(EXTRACTED MATERIAL begins)

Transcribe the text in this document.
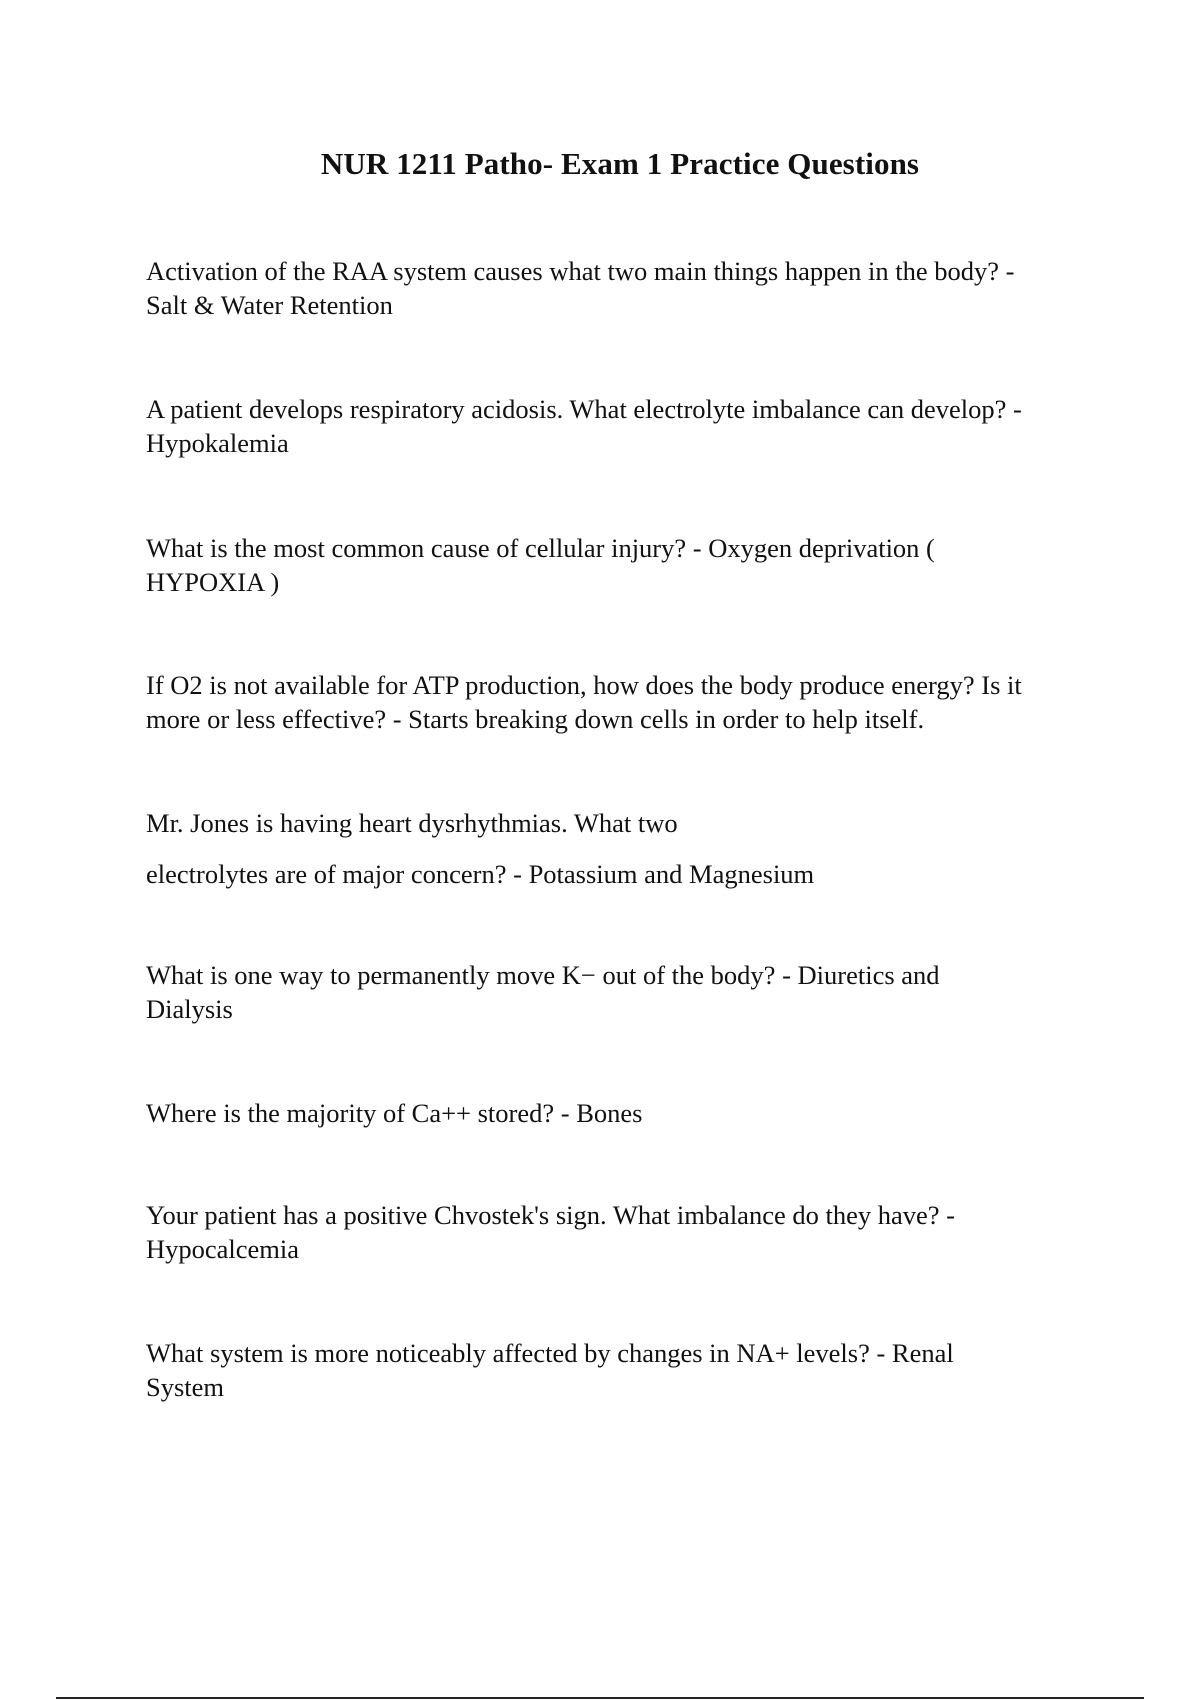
NUR 1211 Patho- Exam 1 Practice Questions

Activation of the RAA system causes what two main things happen in the body? -
Salt & Water Retention

A patient develops respiratory acidosis. What electrolyte imbalance can develop? -
Hypokalemia

What is the most common cause of cellular injury? - Oxygen deprivation (
HYPOXIA )

If O2 is not available for ATP production, how does the body produce energy? Is it
more or less effective? - Starts breaking down cells in order to help itself.

Mr. Jones is having heart dysrhythmias. What two
electrolytes are of major concern? - Potassium and Magnesium

What is one way to permanently move K− out of the body? - Diuretics and
Dialysis

Where is the majority of Ca++ stored? - Bones

Your patient has a positive Chvostek's sign. What imbalance do they have? -
Hypocalcemia

What system is more noticeably affected by changes in NA+ levels? - Renal
System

(EXTRACTED MATERIAL ends)

**ASSIGNMENT:** All of the records must come back exactly as they stand, minus every picture.

**RESPONSE:**
Transcribe the text in this document.
NUR 1211 Patho- Exam 1 Practice Questions

Activation of the RAA system causes what two main things happen in the body? -
Salt & Water Retention

A patient develops respiratory acidosis. What electrolyte imbalance can develop? -
Hypokalemia

What is the most common cause of cellular injury? - Oxygen deprivation (
HYPOXIA )

If O2 is not available for ATP production, how does the body produce energy? Is it
more or less effective? - Starts breaking down cells in order to help itself.

Mr. Jones is having heart dysrhythmias. What two
electrolytes are of major concern? - Potassium and Magnesium

What is one way to permanently move K− out of the body? - Diuretics and
Dialysis

Where is the majority of Ca++ stored? - Bones

Your patient has a positive Chvostek's sign. What imbalance do they have? -
Hypocalcemia

What system is more noticeably affected by changes in NA+ levels? - Renal
System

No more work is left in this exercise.